-------- Records supplied --------

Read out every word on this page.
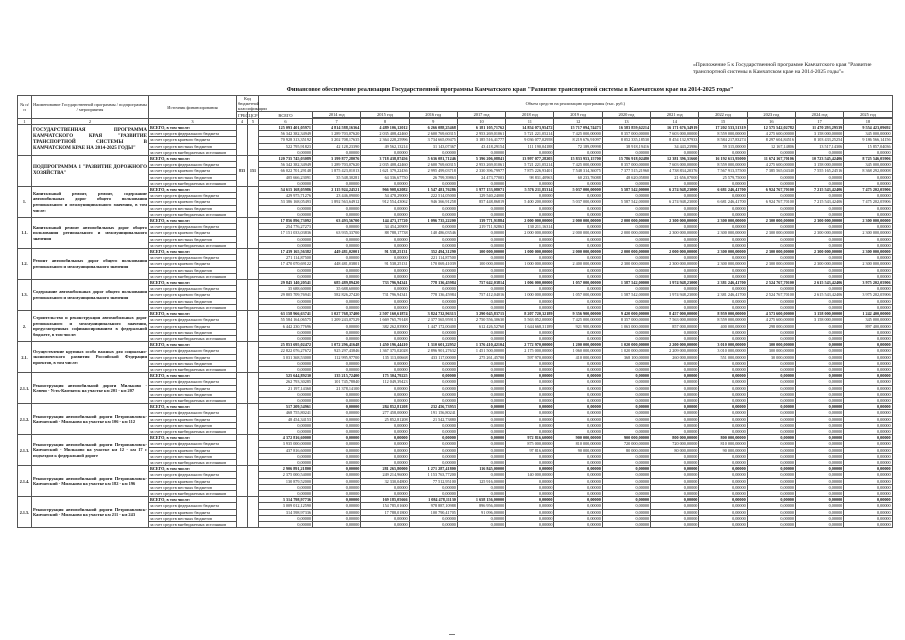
«Приложение 5 к Государственной программе Камчатского края "Развитие транспортной системы в Камчатском крае на 2014-2025 годы"»
Финансовое обеспечение реализации Государственной программы Камчатского края "Развитие транспортной системы в Камчатском крае на 2014-2025 годы"
№ п/п	Наименование Государственной программы / подпрограммы / мероприятия	Источник финансирования	Код бюджетной классификации		Объем средств на реализацию программы (тыс. руб.)												
			ГРБС	ЦСР	ВСЕГО	2014 год	2015 год	2016 год	2017 год	2018 год	2019 год	2020 год	2021 год	2022 год	2023 год	2024 год	2025 год

1	2	3	4	5	6	7	8	9	10	11	12	13	14	15	16	17	18
	ГОСУДАРСТВЕННАЯ ПРОГРАММА КАМЧАТСКОГО КРАЯ "РАЗВИТИЕ ТРАНСПОРТНОЙ СИСТЕМЫ В КАМЧАТСКОМ КРАЕ НА 2014-2025 ГОДЫ"	ВСЕГО, в том числе:			125 093 401,05971	4 814 588,16364	4 489 106,12012	6 266 088,25468	6 181 105,71762	14 854 073,95472	15 717 094,74473	16 583 859,62214	16 171 676,34919	17 202 533,51319	12 575 542,02782	11 470 293,29539	9 554 423,09692
		за счет средств федерального бюджета			56 342 382,34949	1 289 703,07620	2 035 408,42460	2 600 769,60315	2 953 269,01061	5 721 221,05214	7 425 000,00000	8 357 000,00000	7 603 000,00000	8 559 000,00000	4 275 600,00000	3 158 000,00000	345 000,00000
		за счет средств краевого бюджета			70 928 313,35192	3 202 708,17635	2 364 228,25996	3 734 665,09475	3 185 516,41777	9 036 077,02958	8 219 676,91097	8 052 335,18530	8 454 132,97933	8 584 217,83274	8 297 604,84516	8 103 433,25254	9 186 566,14156
		за счет средств местных бюджетов			522 795,91823	42 128,23390	49 562,13214	31 143,07367	43 418,29154	111 190,04188	72 189,09998	38 918,19416	34 443,23986	59 315,00000	12 167,14806	13 517,14306	15 857,04036
		за счет средств внебюджетных источников			0,00000	0,00000	0,00000	0,00000	0,00000	0,00000	0,00000	0,00000	0,00000	0,00000	0,00000	0,00000	0,00000
	ПОДПРОГРАММА 1 "РАЗВИТИЕ ДОРОЖНОГО ХОЗЯЙСТВА"	ВСЕГО, в том числе:	833	151	120 735 745,03089	3 199 877,28076	3 718 438,87456	5 636 081,71246	5 396 206,08841	13 997 077,28205	15 833 953,15700	15 786 918,02480	12 381 396,31660	16 192 613,95000	11 674 167,70106	10 723 545,42406	8 725 546,05906
		за счет средств федерального бюджета			56 342 382,34949	1 289 703,07620	2 035 408,42460	2 600 769,60315	2 953 269,01061	5 721 221,05214	7 425 000,00000	8 357 000,00000	7 603 000,00000	8 559 000,00000	4 275 600,00000	3 158 000,00000	345 000,00000
		за счет средств краевого бюджета			66 022 701,29148	1 875 423,01013	1 621 379,22436	2 995 499,03718	2 330 396,79977	7 875 226,93401	7 548 314,36075	7 377 515,21960	4 738 834,20376	7 567 913,57500	7 385 565,04340	7 555 165,24516	8 368 292,00008
		за счет средств местных бюджетов			405 666,23091	35 548,30281	64 336,67750	26 799,39863	24 473,77003	98 831,40963	60 233,76088	48 620,05800	21 656,07000	25 579,75000	0,00000	0,00000	0,00000
		за счет средств внебюджетных источников			0,00000	0,00000	0,00000	0,00000	0,00000	0,00000	0,00000	0,00000	0,00000	0,00000	0,00000	0,00000	0,00000
1.	Капитальный ремонт, ремонт, содержание автомобильных дорог общего пользования регионального и межмуниципального значения, в том числе:	ВСЕГО, в том числе:			54 615 168,05986	2 115 924,24521	966 908,62082	1 547 481,76286	1 977 153,08071	5 576 211,85314	5 037 000,00000	5 587 542,00000	6 274 948,23000	6 681 246,41700	6 924 767,70100	7 215 543,42406	7 475 202,05906
		за счет средств федерального бюджета			429 975,71276	23 446,09000	54 478,29000	222 514,05000	129 540,24000	0,00000	0,00000	0,00000	0,00000	0,00000	0,00000	0,00000	0,00000
		за счет средств краевого бюджета			53 386 168,05493	1 892 563,64912	912 554,43062	946 366,91258	857 448,86819	5 400 200,00000	5 037 000,00000	5 587 542,00000	6 274 948,23000	6 681 246,41700	6 924 767,70100	7 215 543,42406	7 475 202,05906
		за счет средств местных бюджетов			0,00000	0,00000	0,00000	0,00000	0,00000	0,00000	0,00000	0,00000	0,00000	0,00000	0,00000	0,00000	0,00000
		за счет средств внебюджетных источников			0,00000	0,00000	0,00000	0,00000	0,00000	0,00000	0,00000	0,00000	0,00000	0,00000	0,00000	0,00000	0,00000
1.1.	Капитальный ремонт автомобильных дорог общего пользования регионального и межмуниципального значения	ВСЕГО, в том числе:			17 856 896,73092	63 493,56700	144 473,17720	1 096 735,22200	139 771,91884	2 000 000,00000	2 000 000,00000	2 000 000,00000	2 300 000,00000	2 300 000,00000	2 300 000,00000	2 300 000,00000	2 300 000,00000
		за счет средств федерального бюджета			254 776,27273	0,00000	34 454,20909	0,00000	219 711,92863	130 211,16314	0,00000	0,00000	0,00000	0,00000	0,00000	0,00000	0,00000
		за счет средств краевого бюджета			17 151 033,03836	63 935,33700	88 788,17738	140 486,03546	0,00000	2 000 000,00000	2 000 000,00000	2 000 000,00000	2 300 000,00000	2 300 000,00000	2 300 000,00000	2 300 000,00000	2 300 000,00000
		за счет средств местных бюджетов			0,00000	0,00000	0,00000	0,00000	0,00000	0,00000	0,00000	0,00000	0,00000	0,00000	0,00000	0,00000	0,00000
		за счет средств внебюджетных источников			0,00000	0,00000	0,00000	0,00000	0,00000	0,00000	0,00000	0,00000	0,00000	0,00000	0,00000	0,00000	0,00000
1.2.	Ремонт автомобильных дорог общего пользования регионального и межмуниципального значения	ВСЕГО, в том числе:			17 439 165,56382	449 481,02001	91 538,25131	352 494,31290	100 000,00000	1 000 000,00000	2 000 000,00000	2 000 000,00000	2 000 000,00000	2 300 000,00000	2 300 000,00000	2 300 000,00000	2 300 000,00000
		за счет средств федерального бюджета			271 114,87500	0,00000	0,00000	221 114,87500	0,00000	0,00000	0,00000	0,00000	0,00000	0,00000	0,00000	0,00000	0,00000
		за счет средств краевого бюджета			17 470 070,69122	448 481,03801	91 538,25131	170 069,41039	100 000,00000	1 000 000,00000	2 400 000,00000	2 300 000,00000	2 300 000,00000	2 300 000,00000	2 300 000,00000	2 300 000,00000	2 300 000,00000
		за счет средств местных бюджетов			0,00000	0,00000	0,00000	0,00000	0,00000	0,00000	0,00000	0,00000	0,00000	0,00000	0,00000	0,00000	0,00000
		за счет средств внебюджетных источников			0,00000	0,00000	0,00000	0,00000	0,00000	0,00000	0,00000	0,00000	0,00000	0,00000	0,00000	0,00000	0,00000
1.3.	Содержание автомобильных дорог общего пользования регионального и межмуниципального значения	ВСЕГО, в том числе:			29 845 140,20541	685 489,89420	733 796,94341	778 136,45984	757 642,03814	1 006 000,00000	1 057 000,00000	1 587 542,00000	1 974 948,23000	2 381 246,41700	2 524 767,70100	2 615 543,42406	3 975 202,05906
		за счет средств федерального бюджета			35 688,60000	35 688,60000	0,00000	0,00000	0,00000	0,00000	0,00000	0,00000	0,00000	0,00000	0,00000	0,00000	0,00000
		за счет средств краевого бюджета			29 805 709,76941	582 826,27420	731 796,94341	778 136,45984	757 412,04016	1 000 000,00000	1 057 000,00000	1 587 542,00000	1 974 948,23000	2 381 246,41700	2 524 767,70100	2 615 543,42406	3 975 202,05906
		за счет средств местных бюджетов			0,00000	0,00000	0,00000	0,00000	0,00000	0,00000	0,00000	0,00000	0,00000	0,00000	0,00000	0,00000	0,00000
		за счет средств внебюджетных источников			0,00000	0,00000	0,00000	0,00000	0,00000	0,00000	0,00000	0,00000	0,00000	0,00000	0,00000	0,00000	0,00000
2.	Строительство и реконструкция автомобильных дорог регионального и межмуниципального значения, предусмотренных софинансированием в федеральной бюджете, в том числе:	ВСЕГО, в том числе:			63 158 966,63741	1 027 768,37400	2 507 160,61874	3 824 732,96313	3 290 045,83715	8 207 720,32189	9 356 900,00000	9 420 000,00000	8 457 000,00000	8 959 000,00000	4 573 600,00000	3 158 000,00000	1 242 400,00000
		за счет средств федерального бюджета			55 584 164,06575	1 209 243,07529	1 669 765,79148	2 377 565,95913	2 750 556,30630	5 563 052,00000	7 425 000,00000	8 357 000,00000	7 563 000,00000	8 559 000,00000	4 275 600,00000	3 158 000,00000	345 000,00000
		за счет средств краевого бюджета			6 442 230,77696	0,00000	382 262,83900	1 447 172,00400	612 426,52760	1 644 668,31189	921 900,00000	1 063 000,00000	857 000,00000	400 000,00000	298 000,00000	0,00000	897 400,00000
		за счет средств местных бюджетов			0,00000	0,00000	0,00000	0,00000	0,00000	0,00000	0,00000	0,00000	0,00000	0,00000	0,00000	0,00000	0,00000
		за счет средств внебюджетных источников			0,00000	0,00000	0,00000	0,00000	0,00000	0,00000	0,00000	0,00000	0,00000	0,00000	0,00000	0,00000	0,00000
2.1.	Осуществление крупных особо важных для социально-экономического развития Российской Федерации проектов, в том числе:	ВСЕГО, в том числе:			25 853 695,02472	1 072 296,41648	1 450 196,44410	1 310 601,22952	1 376 410,42104	2 772 970,00000	1 200 000,00000	1 020 000,00000	2 200 000,00000	3 010 000,00000	300 000,00000	0,00000	0,00000
		за счет средств федерального бюджета			22 822 076,27672	925 297,43846	1 367 375,02028	2 896 901,27632	1 451 500,00000	2 175 000,00000	1 060 000,00000	1 020 000,00000	2 209 000,00000	3 010 000,00000	300 000,00000	0,00000	0,00000
		за счет средств краевого бюджета			3 031 368,53000	112 995,97700	135 113,00668	433 117,00000	275 261,45700	597 970,00000	410 000,00000	368 100,00000	260 000,00000	551 000,00000	30 000,00000	0,00000	0,00000
		за счет средств местных бюджетов			0,00000	0,00000	0,00000	0,00000	0,00000	0,00000	0,00000	0,00000	0,00000	0,00000	0,00000	0,00000	0,00000
		за счет средств внебюджетных источников			0,00000	0,00000	0,00000	0,00000	0,00000	0,00000	0,00000	0,00000	0,00000	0,00000	0,00000	0,00000	0,00000
2.1.1.	Реконструкция автомобильной дороги Мильково - Ключи - Усть-Камчатск на участке км 201 - км 207	ВСЕГО, в том числе:			525 644,89230	135 215,72400	175 304,79225	0,00000	0,00000	0,00000	0,00000	0,00000	0,00000	0,00000	0,00000	0,00000	0,00000
		за счет средств федерального бюджета			262 793,30285	101 745,78840	112 049,39423	0,00000	0,00000	0,00000	0,00000	0,00000	0,00000	0,00000	0,00000	0,00000	0,00000
		за счет средств краевого бюджета			21 197,14360	21 378,14100	0,00000	0,00000	0,00000	0,00000	0,00000	0,00000	0,00000	0,00000	0,00000	0,00000	0,00000
		за счет средств местных бюджетов			0,00000	0,00000	0,00000	0,00000	0,00000	0,00000	0,00000	0,00000	0,00000	0,00000	0,00000	0,00000	0,00000
		за счет средств внебюджетных источников			0,00000	0,00000	0,00000	0,00000	0,00000	0,00000	0,00000	0,00000	0,00000	0,00000	0,00000	0,00000	0,00000
2.1.2.	Реконструкция автомобильной дороги Петропавловск-Камчатский - Мильково на участке км 106 - км 112	ВСЕГО, в том числе:			517 209,54961	0,00000	284 852,81208	232 456,73953	0,00000	0,00000	0,00000	0,00000	0,00000	0,00000	0,00000	0,00000	0,00000
		за счет средств федерального бюджета			468 755,80241	0,00000	277 458,00000	191 156,80241	0,00000	0,00000	0,00000	0,00000	0,00000	0,00000	0,00000	0,00000	0,00000
		за счет средств краевого бюджета			48 454,34153	0,00000	25 852,81208	21 542,73880	0,00000	0,00000	0,00000	0,00000	0,00000	0,00000	0,00000	0,00000	0,00000
		за счет средств местных бюджетов			0,00000	0,00000	0,00000	0,00000	0,00000	0,00000	0,00000	0,00000	0,00000	0,00000	0,00000	0,00000	0,00000
		за счет средств внебюджетных источников			0,00000	0,00000	0,00000	0,00000	0,00000	0,00000	0,00000	0,00000	0,00000	0,00000	0,00000	0,00000	0,00000
2.1.3.	Реконструкция автомобильной дороги Петропавловск-Камчатский - Мильково на участке км 12 - км 17 с подъездом к федеральной дороге	ВСЕГО, в том числе:			4 372 816,60000	0,00000	0,00000	0,00000	0,00000	972 816,60000	900 000,00000	900 000,00000	800 000,00000	800 000,00000	0,00000	0,00000	0,00000
		за счет средств федерального бюджета			3 935 000,00000	0,00000	0,00000	0,00000	0,00000	875 000,00000	810 000,00000	720 000,00000	720 000,00000	810 000,00000	0,00000	0,00000	0,00000
		за счет средств краевого бюджета			437 816,60000	0,00000	0,00000	0,00000	0,00000	97 816,60000	90 000,00000	80 000,00000	80 000,00000	90 000,00000	0,00000	0,00000	0,00000
		за счет средств местных бюджетов			0,00000	0,00000	0,00000	0,00000	0,00000	0,00000	0,00000	0,00000	0,00000	0,00000	0,00000	0,00000	0,00000
		за счет средств внебюджетных источников			0,00000	0,00000	0,00000	0,00000	0,00000	0,00000	0,00000	0,00000	0,00000	0,00000	0,00000	0,00000	0,00000
2.1.4.	Реконструкция автомобильной дороги Петропавловск-Камчатский - Мильково на участке км 182 - км 196	ВСЕГО, в том числе:			2 906 891,21800	0,00000	281 265,80000	1 271 287,41800	116 845,00000	0,00000	0,00000	0,00000	0,00000	0,00000	0,00000	0,00000	0,00000
		за счет средств федерального бюджета			2 375 000,54000	0,00000	249 214,96000	1 153 763,77200	0,00000	140 000,00000	0,00000	0,00000	0,00000	0,00000	0,00000	0,00000	0,00000
		за счет средств краевого бюджета			130 879,52000	0,00000	32 330,04800	77 512,95100	125 916,00000	0,00000	0,00000	0,00000	0,00000	0,00000	0,00000	0,00000	0,00000
		за счет средств местных бюджетов			0,00000	0,00000	0,00000	0,00000	0,00000	0,00000	0,00000	0,00000	0,00000	0,00000	0,00000	0,00000	0,00000
		за счет средств внебюджетных источников			0,00000	0,00000	0,00000	0,00000	0,00000	0,00000	0,00000	0,00000	0,00000	0,00000	0,00000	0,00000	0,00000
2.1.5.	Реконструкция автомобильной дороги Петропавловск-Камчатский - Мильково на участке км 211 - км 243	ВСЕГО, в том числе:			3 314 798,97736	0,00000	169 185,05666	1 084 478,11130	1 658 156,00000	0,00000	0,00000	0,00000	0,00000	0,00000	0,00000	0,00000	0,00000
		за счет средств федерального бюджета			3 009 012,12590	0,00000	154 785,01600	978 887,10988	896 956,00000	0,00000	0,00000	0,00000	0,00000	0,00000	0,00000	0,00000	0,00000
		за счет средств краевого бюджета			314 598,97336	0,00000	17 788,01800	100 790,41705	91 096,00000	0,00000	0,00000	0,00000	0,00000	0,00000	0,00000	0,00000	0,00000
		за счет средств местных бюджетов			0,00000	0,00000	0,00000	0,00000	0,00000	0,00000	0,00000	0,00000	0,00000	0,00000	0,00000	0,00000	0,00000
		за счет средств внебюджетных источников			0,00000	0,00000	0,00000	0,00000	0,00000	0,00000	0,00000	0,00000	0,00000	0,00000	0,00000	0,00000	0,00000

--------

- Exercise details -
Identify lines with the string "программы". Copy each one.

- Answer to the problem -
Финансовое обеспечение реализации Государственной программы Камчатского края "Развитие транспортной системы в Камчатском крае на 2014-2025 годы"
№ п/п	Наименование Государственной программы / подпрограммы / мероприятия	Источник финансирования	Код бюджетной классификации		Объем средств на реализацию программы (тыс. руб.)												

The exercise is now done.